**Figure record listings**

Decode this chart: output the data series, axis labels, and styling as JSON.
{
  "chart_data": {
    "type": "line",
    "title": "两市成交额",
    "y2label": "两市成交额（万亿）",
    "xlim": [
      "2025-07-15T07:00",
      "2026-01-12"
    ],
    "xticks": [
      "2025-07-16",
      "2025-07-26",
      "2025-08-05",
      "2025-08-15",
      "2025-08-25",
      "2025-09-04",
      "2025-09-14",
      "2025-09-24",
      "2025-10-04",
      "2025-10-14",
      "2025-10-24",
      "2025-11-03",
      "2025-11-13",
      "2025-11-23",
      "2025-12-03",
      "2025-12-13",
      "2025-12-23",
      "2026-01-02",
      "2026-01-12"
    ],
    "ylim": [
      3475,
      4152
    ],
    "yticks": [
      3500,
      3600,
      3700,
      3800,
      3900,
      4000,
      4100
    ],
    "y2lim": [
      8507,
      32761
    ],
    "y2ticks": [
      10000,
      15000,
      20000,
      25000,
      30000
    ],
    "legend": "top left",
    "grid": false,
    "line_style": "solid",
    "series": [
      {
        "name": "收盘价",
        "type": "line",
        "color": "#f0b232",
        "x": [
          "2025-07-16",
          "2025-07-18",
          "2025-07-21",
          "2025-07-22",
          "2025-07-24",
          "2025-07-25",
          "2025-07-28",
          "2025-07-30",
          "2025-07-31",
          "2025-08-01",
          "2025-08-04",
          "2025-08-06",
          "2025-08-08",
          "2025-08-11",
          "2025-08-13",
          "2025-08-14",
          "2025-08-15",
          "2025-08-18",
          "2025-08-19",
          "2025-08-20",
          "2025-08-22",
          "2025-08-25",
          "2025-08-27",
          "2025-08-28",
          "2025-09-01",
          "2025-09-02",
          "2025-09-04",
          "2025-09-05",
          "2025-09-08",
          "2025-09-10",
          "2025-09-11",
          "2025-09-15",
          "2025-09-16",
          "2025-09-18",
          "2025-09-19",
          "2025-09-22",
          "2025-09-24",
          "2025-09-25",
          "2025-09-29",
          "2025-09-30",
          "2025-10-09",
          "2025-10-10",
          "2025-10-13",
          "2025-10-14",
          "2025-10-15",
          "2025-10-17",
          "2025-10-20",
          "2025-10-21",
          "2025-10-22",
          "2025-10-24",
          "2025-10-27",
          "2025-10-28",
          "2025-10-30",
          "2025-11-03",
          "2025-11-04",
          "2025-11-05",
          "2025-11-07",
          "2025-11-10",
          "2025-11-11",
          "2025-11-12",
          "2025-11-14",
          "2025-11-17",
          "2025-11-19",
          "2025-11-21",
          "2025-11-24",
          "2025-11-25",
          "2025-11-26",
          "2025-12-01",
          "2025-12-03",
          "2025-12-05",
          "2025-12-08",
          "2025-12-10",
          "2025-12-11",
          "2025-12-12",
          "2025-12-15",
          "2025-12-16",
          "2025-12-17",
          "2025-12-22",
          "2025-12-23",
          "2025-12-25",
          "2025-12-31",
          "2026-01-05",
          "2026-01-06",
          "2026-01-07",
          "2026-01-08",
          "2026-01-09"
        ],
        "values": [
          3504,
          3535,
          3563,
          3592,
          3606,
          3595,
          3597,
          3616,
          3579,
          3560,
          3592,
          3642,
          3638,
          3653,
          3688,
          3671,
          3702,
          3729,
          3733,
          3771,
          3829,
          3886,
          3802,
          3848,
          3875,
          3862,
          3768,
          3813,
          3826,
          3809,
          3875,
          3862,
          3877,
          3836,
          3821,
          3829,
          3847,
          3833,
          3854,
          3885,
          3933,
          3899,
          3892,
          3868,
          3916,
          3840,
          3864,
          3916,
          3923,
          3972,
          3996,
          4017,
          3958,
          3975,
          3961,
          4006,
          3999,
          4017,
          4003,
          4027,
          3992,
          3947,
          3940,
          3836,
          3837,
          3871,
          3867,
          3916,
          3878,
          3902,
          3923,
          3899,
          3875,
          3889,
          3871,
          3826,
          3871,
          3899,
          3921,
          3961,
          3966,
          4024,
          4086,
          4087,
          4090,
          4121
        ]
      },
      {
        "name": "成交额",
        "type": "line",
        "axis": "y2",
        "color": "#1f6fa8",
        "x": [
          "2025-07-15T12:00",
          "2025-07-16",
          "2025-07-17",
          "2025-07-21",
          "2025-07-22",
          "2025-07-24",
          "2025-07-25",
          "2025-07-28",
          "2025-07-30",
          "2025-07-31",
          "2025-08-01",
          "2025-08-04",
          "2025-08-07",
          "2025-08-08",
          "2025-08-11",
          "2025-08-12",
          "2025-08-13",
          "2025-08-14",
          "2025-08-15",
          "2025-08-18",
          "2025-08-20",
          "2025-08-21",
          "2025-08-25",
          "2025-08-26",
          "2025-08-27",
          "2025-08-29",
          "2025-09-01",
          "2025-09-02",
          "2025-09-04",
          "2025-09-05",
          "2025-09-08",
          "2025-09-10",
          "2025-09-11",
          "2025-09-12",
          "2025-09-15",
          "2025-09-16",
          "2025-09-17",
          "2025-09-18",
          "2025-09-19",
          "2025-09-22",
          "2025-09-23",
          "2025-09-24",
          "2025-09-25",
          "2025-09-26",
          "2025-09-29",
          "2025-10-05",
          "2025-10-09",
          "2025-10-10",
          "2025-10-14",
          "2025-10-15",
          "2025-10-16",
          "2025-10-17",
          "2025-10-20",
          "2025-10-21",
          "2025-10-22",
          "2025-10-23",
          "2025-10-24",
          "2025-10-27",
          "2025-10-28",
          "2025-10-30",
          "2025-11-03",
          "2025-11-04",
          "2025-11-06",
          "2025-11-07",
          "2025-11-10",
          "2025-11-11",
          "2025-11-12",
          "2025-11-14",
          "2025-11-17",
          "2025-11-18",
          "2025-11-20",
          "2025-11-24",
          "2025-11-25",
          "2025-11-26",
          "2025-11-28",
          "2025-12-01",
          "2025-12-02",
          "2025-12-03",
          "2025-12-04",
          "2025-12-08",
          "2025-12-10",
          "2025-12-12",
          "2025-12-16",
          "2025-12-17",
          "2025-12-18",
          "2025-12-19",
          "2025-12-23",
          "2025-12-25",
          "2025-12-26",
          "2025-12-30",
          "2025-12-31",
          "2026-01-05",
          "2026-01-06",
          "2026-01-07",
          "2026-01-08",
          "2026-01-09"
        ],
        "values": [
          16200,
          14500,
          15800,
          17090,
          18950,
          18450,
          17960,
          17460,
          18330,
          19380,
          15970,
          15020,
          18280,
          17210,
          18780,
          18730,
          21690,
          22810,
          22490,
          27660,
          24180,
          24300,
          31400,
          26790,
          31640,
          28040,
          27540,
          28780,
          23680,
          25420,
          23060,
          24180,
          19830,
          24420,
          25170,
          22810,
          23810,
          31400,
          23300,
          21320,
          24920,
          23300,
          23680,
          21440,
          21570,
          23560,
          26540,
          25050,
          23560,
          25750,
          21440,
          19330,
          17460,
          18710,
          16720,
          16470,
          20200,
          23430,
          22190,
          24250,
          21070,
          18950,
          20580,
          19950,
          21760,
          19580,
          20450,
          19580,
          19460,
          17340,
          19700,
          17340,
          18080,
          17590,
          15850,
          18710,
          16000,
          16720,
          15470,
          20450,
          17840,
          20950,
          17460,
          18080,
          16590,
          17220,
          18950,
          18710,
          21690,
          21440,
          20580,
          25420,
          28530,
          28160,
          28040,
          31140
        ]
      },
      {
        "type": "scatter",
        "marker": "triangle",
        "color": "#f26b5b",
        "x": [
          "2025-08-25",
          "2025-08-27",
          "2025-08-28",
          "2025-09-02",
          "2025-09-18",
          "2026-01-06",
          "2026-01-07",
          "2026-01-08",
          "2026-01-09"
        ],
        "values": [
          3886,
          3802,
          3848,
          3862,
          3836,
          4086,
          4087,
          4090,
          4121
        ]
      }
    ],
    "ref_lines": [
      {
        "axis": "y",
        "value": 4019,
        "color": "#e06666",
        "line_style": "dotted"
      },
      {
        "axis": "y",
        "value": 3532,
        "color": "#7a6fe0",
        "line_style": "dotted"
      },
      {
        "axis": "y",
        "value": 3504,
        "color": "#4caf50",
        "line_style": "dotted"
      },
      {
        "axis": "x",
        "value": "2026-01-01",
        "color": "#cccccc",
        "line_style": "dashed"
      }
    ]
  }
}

**Goal of the exercise**
Which lines hold the string "color"? List them all.

**Completed exercise**
        "color": "#f0b232",
        "color": "#1f6fa8",
        "color": "#f26b5b",
        "color": "#e06666",
        "color": "#7a6fe0",
        "color": "#4caf50",
        "color": "#cccccc",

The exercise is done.